YOUR OBJECTIVE: Copy, from the entries below, each line where the word "potatoes" can be found.

+++

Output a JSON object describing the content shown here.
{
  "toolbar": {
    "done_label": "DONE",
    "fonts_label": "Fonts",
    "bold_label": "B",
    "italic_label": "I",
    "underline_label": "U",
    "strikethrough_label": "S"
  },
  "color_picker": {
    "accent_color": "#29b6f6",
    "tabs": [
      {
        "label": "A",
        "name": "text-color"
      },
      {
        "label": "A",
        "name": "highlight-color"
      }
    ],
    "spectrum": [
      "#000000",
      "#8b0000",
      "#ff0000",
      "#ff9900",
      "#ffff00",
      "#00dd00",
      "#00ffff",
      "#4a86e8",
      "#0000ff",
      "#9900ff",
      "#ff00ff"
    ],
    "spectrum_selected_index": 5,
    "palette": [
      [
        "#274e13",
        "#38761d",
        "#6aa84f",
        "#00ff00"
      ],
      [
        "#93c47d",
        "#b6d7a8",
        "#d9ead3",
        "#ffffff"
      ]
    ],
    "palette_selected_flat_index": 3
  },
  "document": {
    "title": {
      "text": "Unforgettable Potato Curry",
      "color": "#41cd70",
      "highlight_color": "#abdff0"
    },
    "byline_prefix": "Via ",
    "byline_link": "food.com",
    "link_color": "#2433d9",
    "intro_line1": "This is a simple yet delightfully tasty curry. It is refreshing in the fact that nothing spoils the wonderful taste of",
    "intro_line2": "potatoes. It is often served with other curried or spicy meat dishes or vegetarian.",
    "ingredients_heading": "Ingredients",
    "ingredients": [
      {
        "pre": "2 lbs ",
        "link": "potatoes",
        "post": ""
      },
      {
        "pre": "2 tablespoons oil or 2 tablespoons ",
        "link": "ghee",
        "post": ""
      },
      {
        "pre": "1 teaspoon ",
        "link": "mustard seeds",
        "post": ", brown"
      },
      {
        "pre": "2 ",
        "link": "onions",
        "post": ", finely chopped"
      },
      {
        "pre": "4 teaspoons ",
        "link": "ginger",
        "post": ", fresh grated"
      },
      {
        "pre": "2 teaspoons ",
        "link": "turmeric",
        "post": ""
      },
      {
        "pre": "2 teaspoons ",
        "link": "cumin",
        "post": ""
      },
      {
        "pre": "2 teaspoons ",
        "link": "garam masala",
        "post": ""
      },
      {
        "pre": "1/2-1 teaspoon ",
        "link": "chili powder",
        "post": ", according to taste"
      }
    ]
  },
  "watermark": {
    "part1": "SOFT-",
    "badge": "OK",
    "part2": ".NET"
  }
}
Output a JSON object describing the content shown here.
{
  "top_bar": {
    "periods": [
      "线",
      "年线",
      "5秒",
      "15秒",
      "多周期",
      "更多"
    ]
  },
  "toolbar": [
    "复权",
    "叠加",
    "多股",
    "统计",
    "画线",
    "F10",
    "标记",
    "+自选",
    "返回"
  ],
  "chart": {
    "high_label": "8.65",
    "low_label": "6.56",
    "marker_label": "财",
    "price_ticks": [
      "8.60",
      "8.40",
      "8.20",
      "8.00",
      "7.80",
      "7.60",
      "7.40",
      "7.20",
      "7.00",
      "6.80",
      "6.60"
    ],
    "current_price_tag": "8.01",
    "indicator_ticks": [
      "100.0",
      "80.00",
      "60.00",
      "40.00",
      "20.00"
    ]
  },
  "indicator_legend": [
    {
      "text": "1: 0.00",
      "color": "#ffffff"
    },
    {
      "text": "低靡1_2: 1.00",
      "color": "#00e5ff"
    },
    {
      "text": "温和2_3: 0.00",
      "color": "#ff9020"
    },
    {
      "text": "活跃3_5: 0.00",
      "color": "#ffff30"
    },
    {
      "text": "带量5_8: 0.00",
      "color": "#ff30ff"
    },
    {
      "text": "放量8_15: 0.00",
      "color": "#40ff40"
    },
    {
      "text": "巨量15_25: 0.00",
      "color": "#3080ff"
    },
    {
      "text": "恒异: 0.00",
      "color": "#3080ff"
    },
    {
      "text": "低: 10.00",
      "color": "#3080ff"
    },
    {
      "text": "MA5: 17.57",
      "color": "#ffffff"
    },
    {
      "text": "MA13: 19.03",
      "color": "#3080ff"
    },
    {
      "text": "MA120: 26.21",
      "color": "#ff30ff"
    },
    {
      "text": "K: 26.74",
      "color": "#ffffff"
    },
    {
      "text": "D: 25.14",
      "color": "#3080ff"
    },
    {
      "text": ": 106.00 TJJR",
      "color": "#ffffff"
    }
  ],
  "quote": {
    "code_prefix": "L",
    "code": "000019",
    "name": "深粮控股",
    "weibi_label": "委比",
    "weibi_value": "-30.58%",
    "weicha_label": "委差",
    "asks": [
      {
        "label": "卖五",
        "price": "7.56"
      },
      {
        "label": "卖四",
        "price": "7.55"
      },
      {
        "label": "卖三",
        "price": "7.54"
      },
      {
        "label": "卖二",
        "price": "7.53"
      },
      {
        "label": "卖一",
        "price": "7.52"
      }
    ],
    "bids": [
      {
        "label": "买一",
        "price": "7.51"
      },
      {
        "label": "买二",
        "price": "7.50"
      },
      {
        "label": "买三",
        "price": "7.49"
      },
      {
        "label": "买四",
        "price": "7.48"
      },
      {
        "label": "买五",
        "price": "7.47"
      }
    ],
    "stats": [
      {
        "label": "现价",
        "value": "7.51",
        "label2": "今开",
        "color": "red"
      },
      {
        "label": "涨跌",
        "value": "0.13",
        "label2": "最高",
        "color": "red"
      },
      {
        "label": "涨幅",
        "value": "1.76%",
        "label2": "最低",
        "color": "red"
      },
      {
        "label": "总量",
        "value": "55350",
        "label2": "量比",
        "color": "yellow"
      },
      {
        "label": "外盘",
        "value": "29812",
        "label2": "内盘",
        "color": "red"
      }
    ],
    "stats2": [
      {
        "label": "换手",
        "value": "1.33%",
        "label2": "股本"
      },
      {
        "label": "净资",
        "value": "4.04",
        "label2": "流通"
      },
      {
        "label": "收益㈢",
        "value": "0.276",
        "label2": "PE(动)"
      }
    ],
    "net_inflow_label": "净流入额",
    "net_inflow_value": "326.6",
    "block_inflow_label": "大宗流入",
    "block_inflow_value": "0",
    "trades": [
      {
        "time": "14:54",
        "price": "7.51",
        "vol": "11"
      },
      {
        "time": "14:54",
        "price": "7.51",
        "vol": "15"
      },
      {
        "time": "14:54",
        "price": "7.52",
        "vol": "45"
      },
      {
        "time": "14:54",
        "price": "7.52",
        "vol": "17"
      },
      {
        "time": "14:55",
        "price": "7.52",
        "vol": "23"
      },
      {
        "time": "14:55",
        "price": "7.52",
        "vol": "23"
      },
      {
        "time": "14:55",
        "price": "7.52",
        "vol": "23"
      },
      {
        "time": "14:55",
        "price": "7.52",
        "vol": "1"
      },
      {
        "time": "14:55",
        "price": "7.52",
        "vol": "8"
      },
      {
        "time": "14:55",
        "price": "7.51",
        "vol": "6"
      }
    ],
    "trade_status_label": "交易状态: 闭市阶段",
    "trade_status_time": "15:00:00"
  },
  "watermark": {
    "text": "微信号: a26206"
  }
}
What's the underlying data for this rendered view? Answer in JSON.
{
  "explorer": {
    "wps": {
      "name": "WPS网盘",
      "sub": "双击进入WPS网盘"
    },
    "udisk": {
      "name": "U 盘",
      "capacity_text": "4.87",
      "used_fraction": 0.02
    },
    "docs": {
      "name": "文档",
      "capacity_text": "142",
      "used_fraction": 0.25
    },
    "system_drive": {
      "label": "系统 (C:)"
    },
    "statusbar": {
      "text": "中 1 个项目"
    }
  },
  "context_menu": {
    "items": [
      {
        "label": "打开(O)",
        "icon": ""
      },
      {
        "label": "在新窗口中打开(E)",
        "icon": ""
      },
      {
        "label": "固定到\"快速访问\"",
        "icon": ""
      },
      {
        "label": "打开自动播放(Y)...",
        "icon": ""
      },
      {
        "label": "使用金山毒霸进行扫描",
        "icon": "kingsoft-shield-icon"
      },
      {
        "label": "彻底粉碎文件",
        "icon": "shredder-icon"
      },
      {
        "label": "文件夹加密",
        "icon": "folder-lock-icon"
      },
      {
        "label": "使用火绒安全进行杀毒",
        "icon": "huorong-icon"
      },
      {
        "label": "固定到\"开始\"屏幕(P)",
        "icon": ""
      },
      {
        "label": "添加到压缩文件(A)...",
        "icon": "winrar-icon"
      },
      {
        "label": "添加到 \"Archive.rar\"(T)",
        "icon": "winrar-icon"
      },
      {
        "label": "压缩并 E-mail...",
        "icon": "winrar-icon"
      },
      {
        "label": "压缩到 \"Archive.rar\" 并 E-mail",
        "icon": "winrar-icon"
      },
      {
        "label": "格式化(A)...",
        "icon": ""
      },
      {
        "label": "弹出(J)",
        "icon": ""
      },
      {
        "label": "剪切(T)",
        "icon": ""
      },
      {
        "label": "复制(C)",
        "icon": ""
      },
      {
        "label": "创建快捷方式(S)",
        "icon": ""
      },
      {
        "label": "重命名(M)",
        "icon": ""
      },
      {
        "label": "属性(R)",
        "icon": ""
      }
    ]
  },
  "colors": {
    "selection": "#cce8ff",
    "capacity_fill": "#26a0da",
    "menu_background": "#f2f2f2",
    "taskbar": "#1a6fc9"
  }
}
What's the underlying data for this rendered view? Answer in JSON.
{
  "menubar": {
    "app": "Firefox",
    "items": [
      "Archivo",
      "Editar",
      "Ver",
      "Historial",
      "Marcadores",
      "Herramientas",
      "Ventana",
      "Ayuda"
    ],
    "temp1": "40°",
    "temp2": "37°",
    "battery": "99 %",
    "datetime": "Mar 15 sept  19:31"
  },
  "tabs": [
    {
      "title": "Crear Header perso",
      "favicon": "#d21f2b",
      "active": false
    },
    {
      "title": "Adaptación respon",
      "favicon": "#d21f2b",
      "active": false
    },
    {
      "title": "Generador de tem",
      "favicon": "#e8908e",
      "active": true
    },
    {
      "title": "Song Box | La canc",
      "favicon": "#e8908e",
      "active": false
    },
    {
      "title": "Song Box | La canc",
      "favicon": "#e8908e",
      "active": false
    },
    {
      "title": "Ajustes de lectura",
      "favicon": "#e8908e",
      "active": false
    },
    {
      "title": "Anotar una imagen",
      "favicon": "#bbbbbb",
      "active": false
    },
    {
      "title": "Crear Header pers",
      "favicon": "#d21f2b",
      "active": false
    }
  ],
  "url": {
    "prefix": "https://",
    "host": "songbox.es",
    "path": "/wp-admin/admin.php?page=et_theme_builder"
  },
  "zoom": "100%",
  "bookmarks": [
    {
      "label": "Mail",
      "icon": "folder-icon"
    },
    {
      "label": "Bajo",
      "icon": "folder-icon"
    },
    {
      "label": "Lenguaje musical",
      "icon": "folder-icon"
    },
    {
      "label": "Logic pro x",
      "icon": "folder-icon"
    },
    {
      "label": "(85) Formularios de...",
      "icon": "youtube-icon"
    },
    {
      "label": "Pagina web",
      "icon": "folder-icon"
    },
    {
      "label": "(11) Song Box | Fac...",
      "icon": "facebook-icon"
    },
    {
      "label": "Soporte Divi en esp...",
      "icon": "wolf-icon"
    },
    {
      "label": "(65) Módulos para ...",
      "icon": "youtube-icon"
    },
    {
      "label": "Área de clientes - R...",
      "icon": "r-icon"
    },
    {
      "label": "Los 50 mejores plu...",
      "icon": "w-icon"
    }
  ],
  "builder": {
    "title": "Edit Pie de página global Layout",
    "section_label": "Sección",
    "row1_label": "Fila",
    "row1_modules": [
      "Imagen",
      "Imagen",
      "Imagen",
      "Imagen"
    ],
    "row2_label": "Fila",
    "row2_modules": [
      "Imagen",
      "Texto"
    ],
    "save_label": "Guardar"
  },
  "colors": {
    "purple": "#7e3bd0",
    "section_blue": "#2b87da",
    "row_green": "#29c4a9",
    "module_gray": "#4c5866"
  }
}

+++

WRITTEN SOLUTION:
    "intro_line2": "potatoes. It is often served with other curried or spicy meat dishes or vegetarian.",
        "link": "potatoes",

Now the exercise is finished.